DATASET EXCERPTS.
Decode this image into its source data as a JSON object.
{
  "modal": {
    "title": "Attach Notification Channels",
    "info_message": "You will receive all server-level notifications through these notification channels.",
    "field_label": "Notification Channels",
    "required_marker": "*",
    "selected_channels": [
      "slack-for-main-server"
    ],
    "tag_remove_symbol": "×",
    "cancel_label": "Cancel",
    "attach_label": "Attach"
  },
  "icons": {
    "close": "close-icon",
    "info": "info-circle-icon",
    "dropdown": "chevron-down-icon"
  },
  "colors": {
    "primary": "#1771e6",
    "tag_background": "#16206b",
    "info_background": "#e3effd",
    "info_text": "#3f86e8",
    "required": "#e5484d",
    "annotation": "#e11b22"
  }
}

PROBLEM DETAILS. Repeat each record in full; every line must match exactly.

ANSWER IN FULL.
Decode this image into its source data as a JSON object.
{
  "modal": {
    "title": "Attach Notification Channels",
    "info_message": "You will receive all server-level notifications through these notification channels.",
    "field_label": "Notification Channels",
    "required_marker": "*",
    "selected_channels": [
      "slack-for-main-server"
    ],
    "tag_remove_symbol": "×",
    "cancel_label": "Cancel",
    "attach_label": "Attach"
  },
  "icons": {
    "close": "close-icon",
    "info": "info-circle-icon",
    "dropdown": "chevron-down-icon"
  },
  "colors": {
    "primary": "#1771e6",
    "tag_background": "#16206b",
    "info_background": "#e3effd",
    "info_text": "#3f86e8",
    "required": "#e5484d",
    "annotation": "#e11b22"
  }
}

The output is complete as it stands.